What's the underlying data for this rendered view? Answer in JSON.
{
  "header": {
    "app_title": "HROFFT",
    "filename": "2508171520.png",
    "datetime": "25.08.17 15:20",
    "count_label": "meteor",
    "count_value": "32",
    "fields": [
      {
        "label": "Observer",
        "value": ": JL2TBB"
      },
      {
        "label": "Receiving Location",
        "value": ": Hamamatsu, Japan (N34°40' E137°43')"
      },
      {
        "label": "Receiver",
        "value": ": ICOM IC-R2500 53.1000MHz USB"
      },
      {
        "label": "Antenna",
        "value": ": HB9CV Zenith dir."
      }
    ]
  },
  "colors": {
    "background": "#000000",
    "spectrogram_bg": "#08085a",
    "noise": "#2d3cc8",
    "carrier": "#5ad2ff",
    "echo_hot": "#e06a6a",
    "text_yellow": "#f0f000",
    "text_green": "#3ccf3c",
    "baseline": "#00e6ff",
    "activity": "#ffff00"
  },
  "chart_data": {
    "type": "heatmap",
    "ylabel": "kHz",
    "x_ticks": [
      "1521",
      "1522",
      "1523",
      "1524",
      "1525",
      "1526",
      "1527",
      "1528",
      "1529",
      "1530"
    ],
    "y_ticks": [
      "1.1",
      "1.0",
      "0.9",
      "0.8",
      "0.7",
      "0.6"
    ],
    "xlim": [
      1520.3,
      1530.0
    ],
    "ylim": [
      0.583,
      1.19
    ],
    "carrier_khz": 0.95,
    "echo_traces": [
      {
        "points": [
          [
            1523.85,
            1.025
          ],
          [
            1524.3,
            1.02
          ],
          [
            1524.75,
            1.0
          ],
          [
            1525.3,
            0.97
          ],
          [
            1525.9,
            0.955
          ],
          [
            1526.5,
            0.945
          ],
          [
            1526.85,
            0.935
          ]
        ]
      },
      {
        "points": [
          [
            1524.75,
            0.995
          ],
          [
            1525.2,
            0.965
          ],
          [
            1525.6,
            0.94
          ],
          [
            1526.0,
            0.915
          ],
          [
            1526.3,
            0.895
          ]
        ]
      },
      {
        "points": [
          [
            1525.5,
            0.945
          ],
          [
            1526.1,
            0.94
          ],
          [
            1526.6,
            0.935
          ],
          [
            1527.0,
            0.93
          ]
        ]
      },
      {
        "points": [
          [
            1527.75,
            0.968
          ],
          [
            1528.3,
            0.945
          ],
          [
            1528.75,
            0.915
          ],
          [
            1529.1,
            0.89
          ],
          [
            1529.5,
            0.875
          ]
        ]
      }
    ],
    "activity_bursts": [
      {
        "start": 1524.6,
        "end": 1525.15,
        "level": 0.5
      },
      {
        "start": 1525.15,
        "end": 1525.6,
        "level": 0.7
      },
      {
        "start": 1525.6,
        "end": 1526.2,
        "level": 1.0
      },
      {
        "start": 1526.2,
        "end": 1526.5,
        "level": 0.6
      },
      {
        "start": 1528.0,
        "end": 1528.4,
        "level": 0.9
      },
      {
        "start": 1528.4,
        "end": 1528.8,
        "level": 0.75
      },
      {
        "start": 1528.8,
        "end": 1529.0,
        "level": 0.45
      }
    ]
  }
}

> [Written problem] Repeat every entry exactly as written above.

> [Written solution]
What's the underlying data for this rendered view? Answer in JSON.
{
  "header": {
    "app_title": "HROFFT",
    "filename": "2508171520.png",
    "datetime": "25.08.17 15:20",
    "count_label": "meteor",
    "count_value": "32",
    "fields": [
      {
        "label": "Observer",
        "value": ": JL2TBB"
      },
      {
        "label": "Receiving Location",
        "value": ": Hamamatsu, Japan (N34°40' E137°43')"
      },
      {
        "label": "Receiver",
        "value": ": ICOM IC-R2500 53.1000MHz USB"
      },
      {
        "label": "Antenna",
        "value": ": HB9CV Zenith dir."
      }
    ]
  },
  "colors": {
    "background": "#000000",
    "spectrogram_bg": "#08085a",
    "noise": "#2d3cc8",
    "carrier": "#5ad2ff",
    "echo_hot": "#e06a6a",
    "text_yellow": "#f0f000",
    "text_green": "#3ccf3c",
    "baseline": "#00e6ff",
    "activity": "#ffff00"
  },
  "chart_data": {
    "type": "heatmap",
    "ylabel": "kHz",
    "x_ticks": [
      "1521",
      "1522",
      "1523",
      "1524",
      "1525",
      "1526",
      "1527",
      "1528",
      "1529",
      "1530"
    ],
    "y_ticks": [
      "1.1",
      "1.0",
      "0.9",
      "0.8",
      "0.7",
      "0.6"
    ],
    "xlim": [
      1520.3,
      1530.0
    ],
    "ylim": [
      0.583,
      1.19
    ],
    "carrier_khz": 0.95,
    "echo_traces": [
      {
        "points": [
          [
            1523.85,
            1.025
          ],
          [
            1524.3,
            1.02
          ],
          [
            1524.75,
            1.0
          ],
          [
            1525.3,
            0.97
          ],
          [
            1525.9,
            0.955
          ],
          [
            1526.5,
            0.945
          ],
          [
            1526.85,
            0.935
          ]
        ]
      },
      {
        "points": [
          [
            1524.75,
            0.995
          ],
          [
            1525.2,
            0.965
          ],
          [
            1525.6,
            0.94
          ],
          [
            1526.0,
            0.915
          ],
          [
            1526.3,
            0.895
          ]
        ]
      },
      {
        "points": [
          [
            1525.5,
            0.945
          ],
          [
            1526.1,
            0.94
          ],
          [
            1526.6,
            0.935
          ],
          [
            1527.0,
            0.93
          ]
        ]
      },
      {
        "points": [
          [
            1527.75,
            0.968
          ],
          [
            1528.3,
            0.945
          ],
          [
            1528.75,
            0.915
          ],
          [
            1529.1,
            0.89
          ],
          [
            1529.5,
            0.875
          ]
        ]
      }
    ],
    "activity_bursts": [
      {
        "start": 1524.6,
        "end": 1525.15,
        "level": 0.5
      },
      {
        "start": 1525.15,
        "end": 1525.6,
        "level": 0.7
      },
      {
        "start": 1525.6,
        "end": 1526.2,
        "level": 1.0
      },
      {
        "start": 1526.2,
        "end": 1526.5,
        "level": 0.6
      },
      {
        "start": 1528.0,
        "end": 1528.4,
        "level": 0.9
      },
      {
        "start": 1528.4,
        "end": 1528.8,
        "level": 0.75
      },
      {
        "start": 1528.8,
        "end": 1529.0,
        "level": 0.45
      }
    ]
  }
}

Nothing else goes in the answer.